SUPPLIED DATA

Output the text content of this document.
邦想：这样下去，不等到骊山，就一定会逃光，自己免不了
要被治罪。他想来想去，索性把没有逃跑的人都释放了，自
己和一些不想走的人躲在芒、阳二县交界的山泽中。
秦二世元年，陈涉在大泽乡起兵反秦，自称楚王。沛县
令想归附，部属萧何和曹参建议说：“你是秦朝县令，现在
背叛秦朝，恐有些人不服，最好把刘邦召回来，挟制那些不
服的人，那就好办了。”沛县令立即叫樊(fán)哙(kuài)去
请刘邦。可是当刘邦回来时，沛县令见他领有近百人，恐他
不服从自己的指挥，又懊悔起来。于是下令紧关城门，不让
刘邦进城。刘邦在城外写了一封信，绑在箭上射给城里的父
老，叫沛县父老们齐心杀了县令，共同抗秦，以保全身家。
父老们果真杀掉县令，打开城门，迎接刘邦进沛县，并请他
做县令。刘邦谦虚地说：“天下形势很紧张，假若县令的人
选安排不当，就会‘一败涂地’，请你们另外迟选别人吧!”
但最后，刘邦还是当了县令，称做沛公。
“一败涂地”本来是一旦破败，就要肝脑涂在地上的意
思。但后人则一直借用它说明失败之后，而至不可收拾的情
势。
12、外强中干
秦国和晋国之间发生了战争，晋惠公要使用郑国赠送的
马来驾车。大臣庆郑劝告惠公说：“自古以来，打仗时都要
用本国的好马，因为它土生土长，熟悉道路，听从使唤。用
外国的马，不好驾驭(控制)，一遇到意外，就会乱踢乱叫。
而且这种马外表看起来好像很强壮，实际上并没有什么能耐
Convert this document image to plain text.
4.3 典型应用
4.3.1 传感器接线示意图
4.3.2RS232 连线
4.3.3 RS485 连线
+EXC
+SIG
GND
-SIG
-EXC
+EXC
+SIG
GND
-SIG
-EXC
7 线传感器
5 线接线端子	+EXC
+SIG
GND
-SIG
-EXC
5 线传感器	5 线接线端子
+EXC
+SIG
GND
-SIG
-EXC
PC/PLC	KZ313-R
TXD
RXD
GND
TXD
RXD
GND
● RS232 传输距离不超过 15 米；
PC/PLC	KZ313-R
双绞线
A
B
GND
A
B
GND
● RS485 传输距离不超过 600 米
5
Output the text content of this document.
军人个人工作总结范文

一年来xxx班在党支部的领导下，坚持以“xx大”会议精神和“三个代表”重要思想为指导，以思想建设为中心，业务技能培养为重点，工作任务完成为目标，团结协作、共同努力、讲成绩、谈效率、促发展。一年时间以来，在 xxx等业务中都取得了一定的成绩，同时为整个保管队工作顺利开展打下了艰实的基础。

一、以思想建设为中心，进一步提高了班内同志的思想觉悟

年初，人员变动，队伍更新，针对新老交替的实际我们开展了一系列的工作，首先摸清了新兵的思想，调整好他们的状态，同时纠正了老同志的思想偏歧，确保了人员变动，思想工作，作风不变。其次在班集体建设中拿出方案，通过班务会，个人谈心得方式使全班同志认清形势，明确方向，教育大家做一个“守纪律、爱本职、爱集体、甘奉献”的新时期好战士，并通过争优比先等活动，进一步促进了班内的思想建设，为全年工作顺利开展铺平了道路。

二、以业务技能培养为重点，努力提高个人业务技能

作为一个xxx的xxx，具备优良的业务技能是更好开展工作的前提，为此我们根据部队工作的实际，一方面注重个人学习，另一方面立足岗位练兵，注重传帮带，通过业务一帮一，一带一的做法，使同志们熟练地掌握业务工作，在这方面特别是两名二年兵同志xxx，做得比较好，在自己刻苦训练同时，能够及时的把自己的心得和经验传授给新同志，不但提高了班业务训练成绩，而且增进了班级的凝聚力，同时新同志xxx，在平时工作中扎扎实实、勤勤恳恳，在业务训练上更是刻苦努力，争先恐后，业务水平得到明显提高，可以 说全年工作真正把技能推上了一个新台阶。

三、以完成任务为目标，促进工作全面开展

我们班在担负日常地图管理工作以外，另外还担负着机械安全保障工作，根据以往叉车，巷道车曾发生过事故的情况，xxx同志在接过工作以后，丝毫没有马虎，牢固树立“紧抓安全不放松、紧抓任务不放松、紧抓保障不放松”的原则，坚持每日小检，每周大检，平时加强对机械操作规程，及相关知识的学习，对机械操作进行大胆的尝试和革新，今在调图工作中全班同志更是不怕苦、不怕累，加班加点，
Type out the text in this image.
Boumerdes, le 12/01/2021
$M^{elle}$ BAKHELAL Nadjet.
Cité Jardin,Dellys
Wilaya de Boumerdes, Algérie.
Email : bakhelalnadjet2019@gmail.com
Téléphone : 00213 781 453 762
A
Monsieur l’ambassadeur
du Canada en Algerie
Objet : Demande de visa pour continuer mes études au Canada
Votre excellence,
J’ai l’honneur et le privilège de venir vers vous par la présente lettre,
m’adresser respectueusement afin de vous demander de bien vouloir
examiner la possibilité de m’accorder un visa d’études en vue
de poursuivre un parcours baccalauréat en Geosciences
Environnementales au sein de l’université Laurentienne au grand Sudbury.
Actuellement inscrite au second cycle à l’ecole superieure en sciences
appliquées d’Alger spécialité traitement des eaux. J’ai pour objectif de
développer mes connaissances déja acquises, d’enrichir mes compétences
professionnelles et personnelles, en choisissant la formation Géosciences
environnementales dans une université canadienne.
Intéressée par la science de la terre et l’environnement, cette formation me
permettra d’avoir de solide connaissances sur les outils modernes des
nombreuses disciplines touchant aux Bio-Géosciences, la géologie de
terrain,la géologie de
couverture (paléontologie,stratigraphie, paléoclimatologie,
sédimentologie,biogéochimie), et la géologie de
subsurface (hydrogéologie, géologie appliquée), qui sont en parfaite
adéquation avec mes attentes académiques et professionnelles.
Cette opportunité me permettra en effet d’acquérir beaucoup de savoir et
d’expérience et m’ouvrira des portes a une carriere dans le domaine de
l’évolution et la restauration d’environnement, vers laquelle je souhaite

DESCRIPTION OF THE TASK
Your task is to give the records above again, exactly.

WRITTEN SOLUTION
Output the text content of this document.
邦想：这样下去，不等到骊山，就一定会逃光，自己免不了
要被治罪。他想来想去，索性把没有逃跑的人都释放了，自
己和一些不想走的人躲在芒、阳二县交界的山泽中。
秦二世元年，陈涉在大泽乡起兵反秦，自称楚王。沛县
令想归附，部属萧何和曹参建议说：“你是秦朝县令，现在
背叛秦朝，恐有些人不服，最好把刘邦召回来，挟制那些不
服的人，那就好办了。”沛县令立即叫樊(fán)哙(kuài)去
请刘邦。可是当刘邦回来时，沛县令见他领有近百人，恐他
不服从自己的指挥，又懊悔起来。于是下令紧关城门，不让
刘邦进城。刘邦在城外写了一封信，绑在箭上射给城里的父
老，叫沛县父老们齐心杀了县令，共同抗秦，以保全身家。
父老们果真杀掉县令，打开城门，迎接刘邦进沛县，并请他
做县令。刘邦谦虚地说：“天下形势很紧张，假若县令的人
选安排不当，就会‘一败涂地’，请你们另外迟选别人吧!”
但最后，刘邦还是当了县令，称做沛公。
“一败涂地”本来是一旦破败，就要肝脑涂在地上的意
思。但后人则一直借用它说明失败之后，而至不可收拾的情
势。
12、外强中干
秦国和晋国之间发生了战争，晋惠公要使用郑国赠送的
马来驾车。大臣庆郑劝告惠公说：“自古以来，打仗时都要
用本国的好马，因为它土生土长，熟悉道路，听从使唤。用
外国的马，不好驾驭(控制)，一遇到意外，就会乱踢乱叫。
而且这种马外表看起来好像很强壮，实际上并没有什么能耐
Convert this document image to plain text.
4.3 典型应用
4.3.1 传感器接线示意图
4.3.2RS232 连线
4.3.3 RS485 连线
+EXC
+SIG
GND
-SIG
-EXC
+EXC
+SIG
GND
-SIG
-EXC
7 线传感器
5 线接线端子	+EXC
+SIG
GND
-SIG
-EXC
5 线传感器	5 线接线端子
+EXC
+SIG
GND
-SIG
-EXC
PC/PLC	KZ313-R
TXD
RXD
GND
TXD
RXD
GND
● RS232 传输距离不超过 15 米；
PC/PLC	KZ313-R
双绞线
A
B
GND
A
B
GND
● RS485 传输距离不超过 600 米
5
Output the text content of this document.
军人个人工作总结范文

一年来xxx班在党支部的领导下，坚持以“xx大”会议精神和“三个代表”重要思想为指导，以思想建设为中心，业务技能培养为重点，工作任务完成为目标，团结协作、共同努力、讲成绩、谈效率、促发展。一年时间以来，在 xxx等业务中都取得了一定的成绩，同时为整个保管队工作顺利开展打下了艰实的基础。

一、以思想建设为中心，进一步提高了班内同志的思想觉悟

年初，人员变动，队伍更新，针对新老交替的实际我们开展了一系列的工作，首先摸清了新兵的思想，调整好他们的状态，同时纠正了老同志的思想偏歧，确保了人员变动，思想工作，作风不变。其次在班集体建设中拿出方案，通过班务会，个人谈心得方式使全班同志认清形势，明确方向，教育大家做一个“守纪律、爱本职、爱集体、甘奉献”的新时期好战士，并通过争优比先等活动，进一步促进了班内的思想建设，为全年工作顺利开展铺平了道路。

二、以业务技能培养为重点，努力提高个人业务技能

作为一个xxx的xxx，具备优良的业务技能是更好开展工作的前提，为此我们根据部队工作的实际，一方面注重个人学习，另一方面立足岗位练兵，注重传帮带，通过业务一帮一，一带一的做法，使同志们熟练地掌握业务工作，在这方面特别是两名二年兵同志xxx，做得比较好，在自己刻苦训练同时，能够及时的把自己的心得和经验传授给新同志，不但提高了班业务训练成绩，而且增进了班级的凝聚力，同时新同志xxx，在平时工作中扎扎实实、勤勤恳恳，在业务训练上更是刻苦努力，争先恐后，业务水平得到明显提高，可以 说全年工作真正把技能推上了一个新台阶。

三、以完成任务为目标，促进工作全面开展

我们班在担负日常地图管理工作以外，另外还担负着机械安全保障工作，根据以往叉车，巷道车曾发生过事故的情况，xxx同志在接过工作以后，丝毫没有马虎，牢固树立“紧抓安全不放松、紧抓任务不放松、紧抓保障不放松”的原则，坚持每日小检，每周大检，平时加强对机械操作规程，及相关知识的学习，对机械操作进行大胆的尝试和革新，今在调图工作中全班同志更是不怕苦、不怕累，加班加点，
Type out the text in this image.
Boumerdes, le 12/01/2021
$M^{elle}$ BAKHELAL Nadjet.
Cité Jardin,Dellys
Wilaya de Boumerdes, Algérie.
Email : bakhelalnadjet2019@gmail.com
Téléphone : 00213 781 453 762
A
Monsieur l’ambassadeur
du Canada en Algerie
Objet : Demande de visa pour continuer mes études au Canada
Votre excellence,
J’ai l’honneur et le privilège de venir vers vous par la présente lettre,
m’adresser respectueusement afin de vous demander de bien vouloir
examiner la possibilité de m’accorder un visa d’études en vue
de poursuivre un parcours baccalauréat en Geosciences
Environnementales au sein de l’université Laurentienne au grand Sudbury.
Actuellement inscrite au second cycle à l’ecole superieure en sciences
appliquées d’Alger spécialité traitement des eaux. J’ai pour objectif de
développer mes connaissances déja acquises, d’enrichir mes compétences
professionnelles et personnelles, en choisissant la formation Géosciences
environnementales dans une université canadienne.
Intéressée par la science de la terre et l’environnement, cette formation me
permettra d’avoir de solide connaissances sur les outils modernes des
nombreuses disciplines touchant aux Bio-Géosciences, la géologie de
terrain,la géologie de
couverture (paléontologie,stratigraphie, paléoclimatologie,
sédimentologie,biogéochimie), et la géologie de
subsurface (hydrogéologie, géologie appliquée), qui sont en parfaite
adéquation avec mes attentes académiques et professionnelles.
Cette opportunité me permettra en effet d’acquérir beaucoup de savoir et
d’expérience et m’ouvrira des portes a une carriere dans le domaine de
l’évolution et la restauration d’environnement, vers laquelle je souhaite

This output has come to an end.